# [Your instructions]
Search the listing below for the word "Reduced" and copy each line that holds it.

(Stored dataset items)
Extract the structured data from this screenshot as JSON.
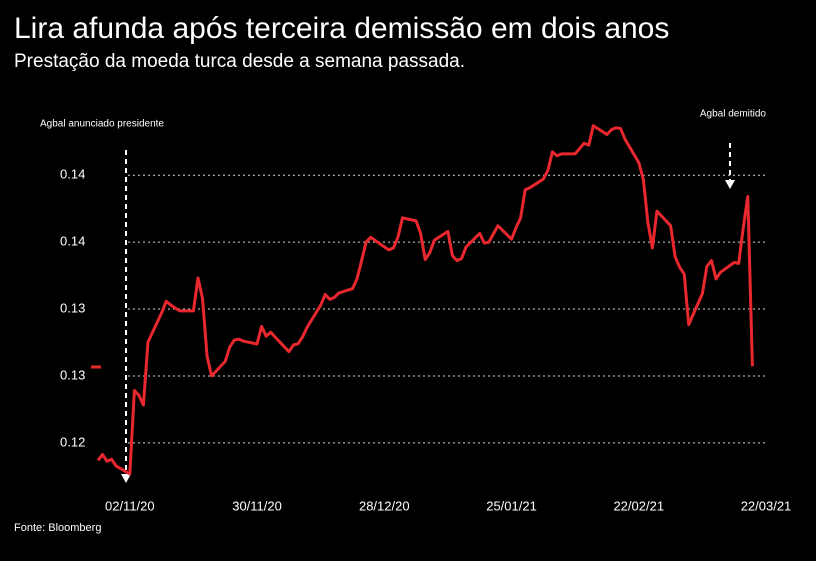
{
  "chart_data": {
    "type": "line",
    "title": "Lira afunda após terceira demissão em dois anos",
    "subtitle": "Prestação da moeda turca desde a semana passada.",
    "source": "Fonte: Bloomberg",
    "annotations": [
      "Agbal anunciado presidente",
      "Agbal demitido"
    ],
    "xlim": [
      "26/10/20",
      "22/03/21"
    ],
    "xticks": [
      "02/11/20",
      "30/11/20",
      "28/12/20",
      "25/01/21",
      "22/02/21",
      "22/03/21"
    ],
    "ylim": [
      0.117,
      0.1445
    ],
    "yticks": [
      0.12,
      {
        "value": 0.125,
        "label": "0.13"
      },
      0.13,
      {
        "value": 0.135,
        "label": "0.14"
      },
      0.14
    ],
    "grid": true,
    "x": [
      "26/10/20",
      "27/10/20",
      "28/10/20",
      "29/10/20",
      "30/10/20",
      "02/11/20",
      "03/11/20",
      "04/11/20",
      "05/11/20",
      "06/11/20",
      "09/11/20",
      "10/11/20",
      "11/11/20",
      "12/11/20",
      "13/11/20",
      "16/11/20",
      "17/11/20",
      "18/11/20",
      "19/11/20",
      "20/11/20",
      "23/11/20",
      "24/11/20",
      "25/11/20",
      "26/11/20",
      "27/11/20",
      "30/11/20",
      "01/12/20",
      "02/12/20",
      "03/12/20",
      "04/12/20",
      "07/12/20",
      "08/12/20",
      "09/12/20",
      "10/12/20",
      "11/12/20",
      "14/12/20",
      "15/12/20",
      "16/12/20",
      "17/12/20",
      "18/12/20",
      "21/12/20",
      "22/12/20",
      "23/12/20",
      "24/12/20",
      "25/12/20",
      "28/12/20",
      "29/12/20",
      "30/12/20",
      "31/12/20",
      "01/01/21",
      "04/01/21",
      "05/01/21",
      "06/01/21",
      "07/01/21",
      "08/01/21",
      "11/01/21",
      "12/01/21",
      "13/01/21",
      "14/01/21",
      "15/01/21",
      "18/01/21",
      "19/01/21",
      "20/01/21",
      "21/01/21",
      "22/01/21",
      "25/01/21",
      "26/01/21",
      "27/01/21",
      "28/01/21",
      "29/01/21",
      "01/02/21",
      "02/02/21",
      "03/02/21",
      "04/02/21",
      "05/02/21",
      "08/02/21",
      "09/02/21",
      "10/02/21",
      "11/02/21",
      "12/02/21",
      "15/02/21",
      "16/02/21",
      "17/02/21",
      "18/02/21",
      "19/02/21",
      "22/02/21",
      "23/02/21",
      "24/02/21",
      "25/02/21",
      "26/02/21",
      "01/03/21",
      "02/03/21",
      "03/03/21",
      "04/03/21",
      "05/03/21",
      "08/03/21",
      "09/03/21",
      "10/03/21",
      "11/03/21",
      "12/03/21",
      "15/03/21",
      "16/03/21",
      "17/03/21",
      "18/03/21",
      "19/03/21"
    ],
    "series": [
      {
        "color": "#e8282e",
        "values": [
          0.1187,
          0.11913,
          0.11862,
          0.11877,
          0.11826,
          0.11768,
          0.12391,
          0.12355,
          0.12283,
          0.12754,
          0.12971,
          0.13058,
          0.1303,
          0.13007,
          0.12986,
          0.12986,
          0.13232,
          0.1308,
          0.12645,
          0.125,
          0.12609,
          0.12717,
          0.12768,
          0.12775,
          0.1276,
          0.12739,
          0.1287,
          0.12797,
          0.12826,
          0.1279,
          0.12681,
          0.12732,
          0.12739,
          0.1279,
          0.12862,
          0.13029,
          0.13109,
          0.13072,
          0.13087,
          0.1312,
          0.13152,
          0.13225,
          0.13362,
          0.135,
          0.13536,
          0.13464,
          0.13442,
          0.13456,
          0.13536,
          0.13681,
          0.13659,
          0.13565,
          0.1337,
          0.1342,
          0.13514,
          0.1358,
          0.13399,
          0.13362,
          0.13377,
          0.13464,
          0.13565,
          0.13493,
          0.135,
          0.1356,
          0.13623,
          0.13522,
          0.13609,
          0.13681,
          0.13891,
          0.13906,
          0.13971,
          0.14036,
          0.14174,
          0.14145,
          0.14159,
          0.14159,
          0.142,
          0.14239,
          0.14225,
          0.1437,
          0.14304,
          0.14341,
          0.14355,
          0.14348,
          0.14268,
          0.14094,
          0.13971,
          0.13645,
          0.13456,
          0.13732,
          0.13623,
          0.13391,
          0.13312,
          0.13261,
          0.12884,
          0.13116,
          0.13319,
          0.13362,
          0.13225,
          0.13275,
          0.13348,
          0.13341,
          0.13609,
          0.13841,
          0.12572
        ]
      }
    ]
  }
}
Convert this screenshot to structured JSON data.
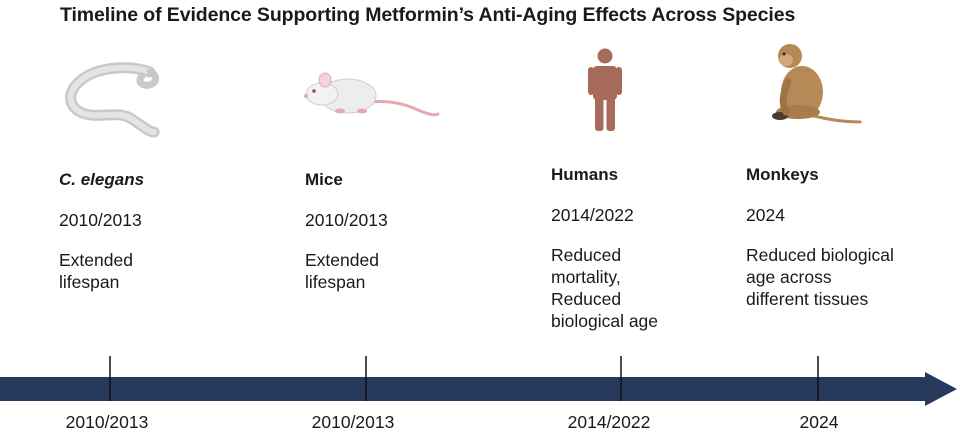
{
  "title": "Timeline of Evidence Supporting Metformin’s Anti-Aging Effects Across Species",
  "colors": {
    "axis": "#283a5b",
    "worm": "#d9d9d9",
    "mouse": "#ededed",
    "mouse_pink": "#e6a9ad",
    "human": "#a86a5b",
    "monkey": "#b58a57"
  },
  "entries": [
    {
      "species": "C. elegans",
      "italic": true,
      "year": "2010/2013",
      "effect": "Extended\nlifespan",
      "icon": "worm-icon"
    },
    {
      "species": "Mice",
      "italic": false,
      "year": "2010/2013",
      "effect": "Extended\nlifespan",
      "icon": "mouse-icon"
    },
    {
      "species": "Humans",
      "italic": false,
      "year": "2014/2022",
      "effect": "Reduced\nmortality,\nReduced\nbiological age",
      "icon": "human-icon"
    },
    {
      "species": "Monkeys",
      "italic": false,
      "year": "2024",
      "effect": "Reduced biological\nage across\ndifferent tissues",
      "icon": "monkey-icon"
    }
  ],
  "timeline_labels": [
    "2010/2013",
    "2010/2013",
    "2014/2022",
    "2024"
  ]
}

# [Result of this task]
      "effect": "Reduced\nmortality,\nReduced\nbiological age",
      "effect": "Reduced biological\nage across\ndifferent tissues",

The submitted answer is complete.